• Provided data:
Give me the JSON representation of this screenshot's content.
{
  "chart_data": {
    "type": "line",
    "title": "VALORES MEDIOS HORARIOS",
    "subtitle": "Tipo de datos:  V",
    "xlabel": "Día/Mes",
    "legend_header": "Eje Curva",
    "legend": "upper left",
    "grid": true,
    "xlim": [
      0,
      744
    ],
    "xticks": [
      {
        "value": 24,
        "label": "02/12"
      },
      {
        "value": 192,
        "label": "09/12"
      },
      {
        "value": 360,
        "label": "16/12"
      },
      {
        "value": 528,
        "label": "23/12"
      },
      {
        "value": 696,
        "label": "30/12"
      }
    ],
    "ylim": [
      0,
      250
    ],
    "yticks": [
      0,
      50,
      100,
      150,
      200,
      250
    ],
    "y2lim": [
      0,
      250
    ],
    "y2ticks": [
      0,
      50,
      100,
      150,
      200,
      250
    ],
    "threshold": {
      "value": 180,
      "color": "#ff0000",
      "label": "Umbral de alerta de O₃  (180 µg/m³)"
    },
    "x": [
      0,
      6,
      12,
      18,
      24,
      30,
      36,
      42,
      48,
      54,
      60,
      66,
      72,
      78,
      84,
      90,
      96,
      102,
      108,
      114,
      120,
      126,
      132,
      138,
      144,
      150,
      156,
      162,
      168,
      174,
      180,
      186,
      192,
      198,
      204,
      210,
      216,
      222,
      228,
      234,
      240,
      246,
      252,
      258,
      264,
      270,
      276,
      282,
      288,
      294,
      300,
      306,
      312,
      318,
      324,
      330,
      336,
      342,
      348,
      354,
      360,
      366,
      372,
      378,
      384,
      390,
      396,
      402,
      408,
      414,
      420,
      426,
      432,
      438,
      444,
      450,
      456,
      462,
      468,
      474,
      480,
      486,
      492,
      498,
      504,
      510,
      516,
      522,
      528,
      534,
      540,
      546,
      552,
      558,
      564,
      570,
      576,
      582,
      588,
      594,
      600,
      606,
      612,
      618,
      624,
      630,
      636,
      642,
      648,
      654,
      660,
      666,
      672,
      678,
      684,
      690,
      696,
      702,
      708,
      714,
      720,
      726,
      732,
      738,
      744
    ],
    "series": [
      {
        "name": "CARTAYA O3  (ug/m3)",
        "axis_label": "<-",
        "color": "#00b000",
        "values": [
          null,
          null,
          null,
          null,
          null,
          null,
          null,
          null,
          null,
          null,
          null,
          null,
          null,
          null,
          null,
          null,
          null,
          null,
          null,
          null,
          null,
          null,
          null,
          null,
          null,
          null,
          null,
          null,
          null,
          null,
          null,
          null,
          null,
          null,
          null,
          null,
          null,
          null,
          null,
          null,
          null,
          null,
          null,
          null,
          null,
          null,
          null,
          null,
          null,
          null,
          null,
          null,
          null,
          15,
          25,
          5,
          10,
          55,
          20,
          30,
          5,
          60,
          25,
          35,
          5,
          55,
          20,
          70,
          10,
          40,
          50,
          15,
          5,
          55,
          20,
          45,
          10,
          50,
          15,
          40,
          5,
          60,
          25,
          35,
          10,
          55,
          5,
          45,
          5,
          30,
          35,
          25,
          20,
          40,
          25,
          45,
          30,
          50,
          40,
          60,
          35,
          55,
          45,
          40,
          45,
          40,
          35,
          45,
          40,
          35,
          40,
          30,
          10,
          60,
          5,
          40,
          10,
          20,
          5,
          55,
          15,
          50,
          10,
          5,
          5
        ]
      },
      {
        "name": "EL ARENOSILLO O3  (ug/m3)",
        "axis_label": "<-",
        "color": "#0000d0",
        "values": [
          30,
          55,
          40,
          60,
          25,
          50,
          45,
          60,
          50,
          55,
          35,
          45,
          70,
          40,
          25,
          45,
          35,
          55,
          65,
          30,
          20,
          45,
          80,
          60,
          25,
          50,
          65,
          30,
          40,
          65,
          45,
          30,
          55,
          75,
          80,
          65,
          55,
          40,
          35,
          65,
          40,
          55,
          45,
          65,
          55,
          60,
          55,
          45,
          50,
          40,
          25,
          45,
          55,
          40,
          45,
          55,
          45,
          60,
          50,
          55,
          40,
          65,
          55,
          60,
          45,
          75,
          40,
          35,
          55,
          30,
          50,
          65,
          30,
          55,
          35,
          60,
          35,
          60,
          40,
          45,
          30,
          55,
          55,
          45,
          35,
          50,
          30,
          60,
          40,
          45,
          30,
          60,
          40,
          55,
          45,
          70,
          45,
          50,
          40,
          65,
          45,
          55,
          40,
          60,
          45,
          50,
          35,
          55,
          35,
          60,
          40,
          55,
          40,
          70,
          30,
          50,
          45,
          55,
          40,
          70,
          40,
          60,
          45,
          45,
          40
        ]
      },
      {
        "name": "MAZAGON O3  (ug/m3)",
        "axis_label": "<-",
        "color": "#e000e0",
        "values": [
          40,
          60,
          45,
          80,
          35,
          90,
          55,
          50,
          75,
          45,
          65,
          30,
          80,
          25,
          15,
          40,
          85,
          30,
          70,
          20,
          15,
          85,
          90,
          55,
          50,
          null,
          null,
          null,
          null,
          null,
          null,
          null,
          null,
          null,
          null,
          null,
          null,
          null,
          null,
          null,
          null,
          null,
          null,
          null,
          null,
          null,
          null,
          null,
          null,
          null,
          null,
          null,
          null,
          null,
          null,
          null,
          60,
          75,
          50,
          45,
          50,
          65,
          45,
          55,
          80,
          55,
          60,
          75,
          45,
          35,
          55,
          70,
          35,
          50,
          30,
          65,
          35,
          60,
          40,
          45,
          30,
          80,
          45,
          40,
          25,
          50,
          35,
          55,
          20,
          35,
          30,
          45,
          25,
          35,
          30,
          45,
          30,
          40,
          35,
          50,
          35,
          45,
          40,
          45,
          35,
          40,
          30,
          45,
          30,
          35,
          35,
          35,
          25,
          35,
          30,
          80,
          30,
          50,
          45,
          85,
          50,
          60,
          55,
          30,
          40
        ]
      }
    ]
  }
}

• Required work:
Copy out every line of the material above that mentions the word "color".

• Result for this task:
      "color": "#ff0000",
        "color": "#00b000",
        "color": "#0000d0",
        "color": "#e000e0",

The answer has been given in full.